→ TO BE DONE: For every line in the records that has the word "излучения", make a copy.

Extracted data entries
================

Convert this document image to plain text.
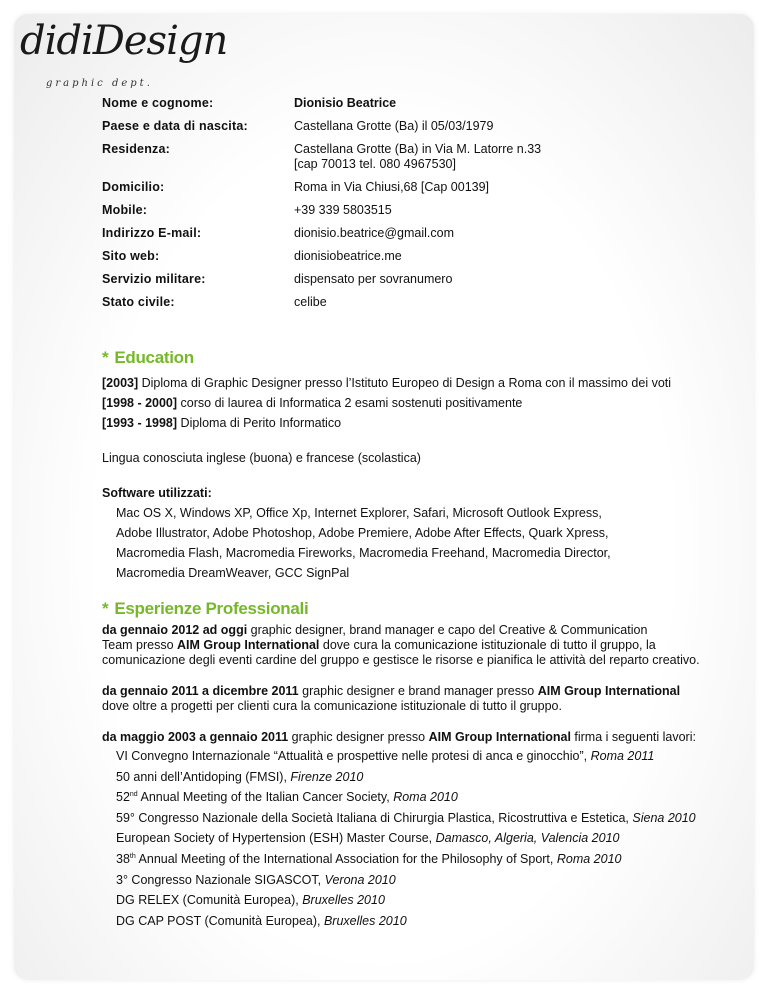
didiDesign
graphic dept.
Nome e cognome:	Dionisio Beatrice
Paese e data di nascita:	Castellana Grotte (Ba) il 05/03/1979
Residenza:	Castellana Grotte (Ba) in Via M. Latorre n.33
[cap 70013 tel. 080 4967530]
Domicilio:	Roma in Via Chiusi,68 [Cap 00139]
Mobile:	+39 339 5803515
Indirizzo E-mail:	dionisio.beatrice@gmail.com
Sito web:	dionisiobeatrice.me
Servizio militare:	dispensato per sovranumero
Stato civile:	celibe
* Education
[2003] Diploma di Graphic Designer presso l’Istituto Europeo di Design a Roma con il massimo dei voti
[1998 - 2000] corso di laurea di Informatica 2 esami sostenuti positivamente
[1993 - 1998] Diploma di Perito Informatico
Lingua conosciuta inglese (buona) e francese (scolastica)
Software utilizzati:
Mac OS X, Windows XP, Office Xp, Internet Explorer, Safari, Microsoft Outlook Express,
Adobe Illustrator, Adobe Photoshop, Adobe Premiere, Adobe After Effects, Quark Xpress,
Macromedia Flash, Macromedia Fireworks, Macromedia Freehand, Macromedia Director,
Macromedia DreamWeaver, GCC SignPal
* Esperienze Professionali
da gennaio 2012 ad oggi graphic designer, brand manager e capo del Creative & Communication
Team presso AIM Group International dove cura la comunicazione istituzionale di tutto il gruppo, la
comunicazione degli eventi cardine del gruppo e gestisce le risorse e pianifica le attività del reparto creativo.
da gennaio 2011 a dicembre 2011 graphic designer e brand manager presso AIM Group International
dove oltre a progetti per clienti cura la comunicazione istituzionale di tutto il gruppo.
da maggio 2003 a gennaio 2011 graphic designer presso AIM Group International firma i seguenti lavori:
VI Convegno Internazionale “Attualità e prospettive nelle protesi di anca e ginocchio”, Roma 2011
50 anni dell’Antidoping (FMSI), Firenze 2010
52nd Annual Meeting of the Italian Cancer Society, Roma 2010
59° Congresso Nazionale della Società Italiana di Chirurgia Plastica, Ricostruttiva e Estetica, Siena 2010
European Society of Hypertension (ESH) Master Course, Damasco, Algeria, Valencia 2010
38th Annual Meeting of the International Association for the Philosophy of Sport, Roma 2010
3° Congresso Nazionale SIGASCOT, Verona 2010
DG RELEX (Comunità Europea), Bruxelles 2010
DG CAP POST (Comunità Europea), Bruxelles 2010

================

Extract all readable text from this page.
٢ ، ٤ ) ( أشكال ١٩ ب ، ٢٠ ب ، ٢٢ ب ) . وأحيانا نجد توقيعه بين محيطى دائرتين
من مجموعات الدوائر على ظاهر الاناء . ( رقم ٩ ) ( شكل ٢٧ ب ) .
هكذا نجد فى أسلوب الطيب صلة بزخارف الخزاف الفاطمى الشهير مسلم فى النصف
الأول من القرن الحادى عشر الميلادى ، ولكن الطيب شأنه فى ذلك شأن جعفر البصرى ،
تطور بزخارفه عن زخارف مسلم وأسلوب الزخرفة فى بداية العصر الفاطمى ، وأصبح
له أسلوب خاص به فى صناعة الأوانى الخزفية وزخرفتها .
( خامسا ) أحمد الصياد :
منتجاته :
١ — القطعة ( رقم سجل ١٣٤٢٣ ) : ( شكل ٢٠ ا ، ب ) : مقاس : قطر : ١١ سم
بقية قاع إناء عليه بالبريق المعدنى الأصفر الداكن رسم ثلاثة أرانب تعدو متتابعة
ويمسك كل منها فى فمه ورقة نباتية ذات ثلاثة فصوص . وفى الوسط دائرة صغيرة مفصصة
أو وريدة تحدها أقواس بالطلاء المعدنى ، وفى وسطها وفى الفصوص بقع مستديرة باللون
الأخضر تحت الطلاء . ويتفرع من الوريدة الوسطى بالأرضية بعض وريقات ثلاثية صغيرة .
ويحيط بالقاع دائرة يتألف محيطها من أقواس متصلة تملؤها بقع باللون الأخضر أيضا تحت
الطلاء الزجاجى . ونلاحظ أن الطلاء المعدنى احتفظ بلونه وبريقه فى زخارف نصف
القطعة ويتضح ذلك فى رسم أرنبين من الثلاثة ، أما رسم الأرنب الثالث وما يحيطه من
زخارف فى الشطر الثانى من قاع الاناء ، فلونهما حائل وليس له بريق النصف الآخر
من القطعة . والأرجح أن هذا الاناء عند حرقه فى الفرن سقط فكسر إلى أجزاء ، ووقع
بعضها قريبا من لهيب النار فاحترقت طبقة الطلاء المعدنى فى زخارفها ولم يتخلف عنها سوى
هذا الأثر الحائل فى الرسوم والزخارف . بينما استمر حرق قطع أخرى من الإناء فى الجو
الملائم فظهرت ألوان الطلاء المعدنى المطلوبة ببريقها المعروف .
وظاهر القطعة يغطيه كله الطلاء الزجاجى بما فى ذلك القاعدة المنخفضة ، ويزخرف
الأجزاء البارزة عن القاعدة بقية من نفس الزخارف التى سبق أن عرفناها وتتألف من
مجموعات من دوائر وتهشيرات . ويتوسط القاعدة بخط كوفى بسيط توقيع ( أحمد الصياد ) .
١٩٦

================

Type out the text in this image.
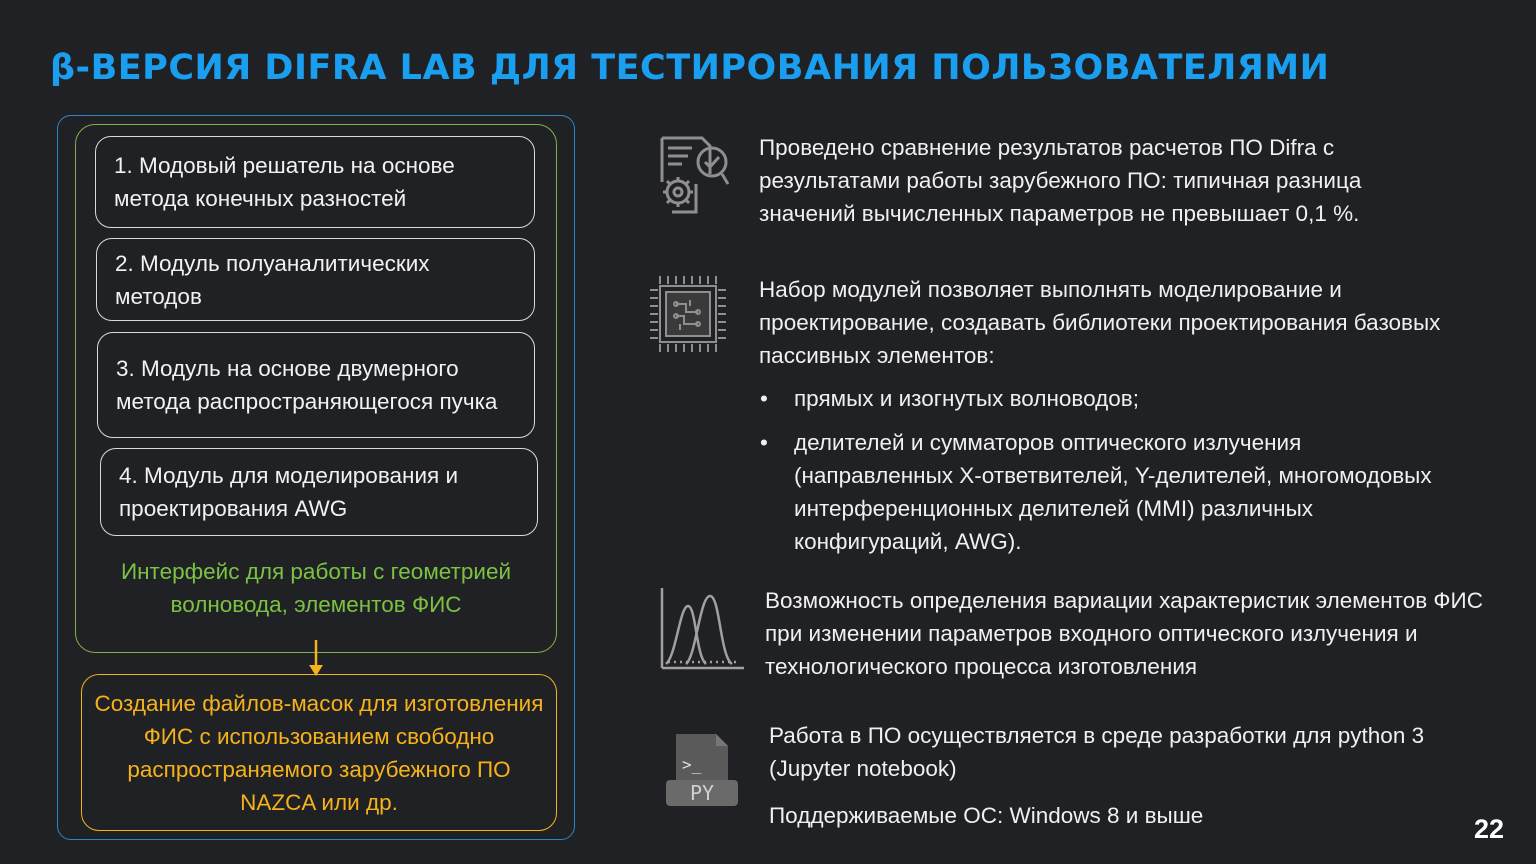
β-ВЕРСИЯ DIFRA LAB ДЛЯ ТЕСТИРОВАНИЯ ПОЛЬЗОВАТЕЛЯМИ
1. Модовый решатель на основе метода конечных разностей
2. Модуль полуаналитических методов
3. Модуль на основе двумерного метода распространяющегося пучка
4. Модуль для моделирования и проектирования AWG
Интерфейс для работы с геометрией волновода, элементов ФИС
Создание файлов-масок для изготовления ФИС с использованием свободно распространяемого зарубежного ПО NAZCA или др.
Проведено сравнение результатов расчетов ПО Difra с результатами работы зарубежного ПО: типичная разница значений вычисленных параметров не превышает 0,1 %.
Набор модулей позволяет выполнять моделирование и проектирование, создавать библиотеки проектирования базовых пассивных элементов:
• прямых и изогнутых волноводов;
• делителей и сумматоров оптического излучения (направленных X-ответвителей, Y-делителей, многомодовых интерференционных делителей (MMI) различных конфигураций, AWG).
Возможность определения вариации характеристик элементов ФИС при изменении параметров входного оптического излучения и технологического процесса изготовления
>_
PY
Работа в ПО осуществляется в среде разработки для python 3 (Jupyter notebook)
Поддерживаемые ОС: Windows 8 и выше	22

================

→ WRITTEN RESPONSE:
• делителей и сумматоров оптического излучения (направленных X-ответвителей, Y-делителей, многомодовых интерференционных делителей (MMI) различных конфигураций, AWG).
Возможность определения вариации характеристик элементов ФИС при изменении параметров входного оптического излучения и технологического процесса изготовления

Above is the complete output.